### [WORK TO BE COMPLETED]
Copy every line of the records below verbatim.

### [INPUT DATA]
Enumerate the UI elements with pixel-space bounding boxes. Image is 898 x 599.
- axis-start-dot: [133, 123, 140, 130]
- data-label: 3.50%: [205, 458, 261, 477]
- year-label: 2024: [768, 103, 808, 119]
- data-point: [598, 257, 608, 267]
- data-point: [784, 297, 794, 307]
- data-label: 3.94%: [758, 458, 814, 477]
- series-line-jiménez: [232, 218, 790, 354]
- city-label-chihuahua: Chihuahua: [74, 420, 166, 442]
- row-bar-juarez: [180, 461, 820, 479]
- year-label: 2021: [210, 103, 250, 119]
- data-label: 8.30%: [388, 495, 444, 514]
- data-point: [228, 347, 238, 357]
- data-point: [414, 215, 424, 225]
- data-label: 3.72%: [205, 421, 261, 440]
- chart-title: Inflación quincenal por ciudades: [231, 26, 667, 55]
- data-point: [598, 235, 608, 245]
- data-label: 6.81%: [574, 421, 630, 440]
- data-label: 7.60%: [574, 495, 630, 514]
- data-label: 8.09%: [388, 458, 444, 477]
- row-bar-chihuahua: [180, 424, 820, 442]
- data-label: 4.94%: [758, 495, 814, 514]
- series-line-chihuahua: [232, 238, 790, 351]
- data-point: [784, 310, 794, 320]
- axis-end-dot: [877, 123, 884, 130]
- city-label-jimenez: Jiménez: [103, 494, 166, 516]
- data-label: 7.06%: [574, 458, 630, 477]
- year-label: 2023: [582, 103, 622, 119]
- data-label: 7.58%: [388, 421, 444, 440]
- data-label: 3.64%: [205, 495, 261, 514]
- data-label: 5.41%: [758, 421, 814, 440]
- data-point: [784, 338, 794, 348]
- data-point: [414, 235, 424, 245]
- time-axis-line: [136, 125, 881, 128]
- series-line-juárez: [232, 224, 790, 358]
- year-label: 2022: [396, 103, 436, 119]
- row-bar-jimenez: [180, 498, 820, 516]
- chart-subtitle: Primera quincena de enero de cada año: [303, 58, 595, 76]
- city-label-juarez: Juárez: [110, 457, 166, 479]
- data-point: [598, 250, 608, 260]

### [RESULT OF THE TASK]
Enumerate the UI elements with pixel-space bounding boxes. Image is 898 x 599.
- axis-start-dot: [133, 123, 140, 130]
- data-label: 3.50%: [205, 458, 261, 477]
- year-label: 2024: [768, 103, 808, 119]
- data-point: [598, 257, 608, 267]
- data-point: [784, 297, 794, 307]
- data-label: 3.94%: [758, 458, 814, 477]
- series-line-jiménez: [232, 218, 790, 354]
- city-label-chihuahua: Chihuahua: [74, 420, 166, 442]
- row-bar-juarez: [180, 461, 820, 479]
- year-label: 2021: [210, 103, 250, 119]
- data-label: 8.30%: [388, 495, 444, 514]
- data-point: [228, 347, 238, 357]
- data-point: [414, 215, 424, 225]
- data-label: 3.72%: [205, 421, 261, 440]
- chart-title: Inflación quincenal por ciudades: [231, 26, 667, 55]
- data-point: [598, 235, 608, 245]
- data-label: 6.81%: [574, 421, 630, 440]
- data-label: 7.60%: [574, 495, 630, 514]
- data-label: 8.09%: [388, 458, 444, 477]
- row-bar-chihuahua: [180, 424, 820, 442]
- data-label: 4.94%: [758, 495, 814, 514]
- series-line-chihuahua: [232, 238, 790, 351]
- data-point: [784, 310, 794, 320]
- axis-end-dot: [877, 123, 884, 130]
- city-label-jimenez: Jiménez: [103, 494, 166, 516]
- data-label: 7.06%: [574, 458, 630, 477]
- year-label: 2023: [582, 103, 622, 119]
- data-label: 7.58%: [388, 421, 444, 440]
- data-label: 3.64%: [205, 495, 261, 514]
- data-label: 5.41%: [758, 421, 814, 440]
- data-point: [784, 338, 794, 348]
- data-point: [414, 235, 424, 245]
- time-axis-line: [136, 125, 881, 128]
- series-line-juárez: [232, 224, 790, 358]
- year-label: 2022: [396, 103, 436, 119]
- row-bar-jimenez: [180, 498, 820, 516]
- chart-subtitle: Primera quincena de enero de cada año: [303, 58, 595, 76]
- city-label-juarez: Juárez: [110, 457, 166, 479]
- data-point: [598, 250, 608, 260]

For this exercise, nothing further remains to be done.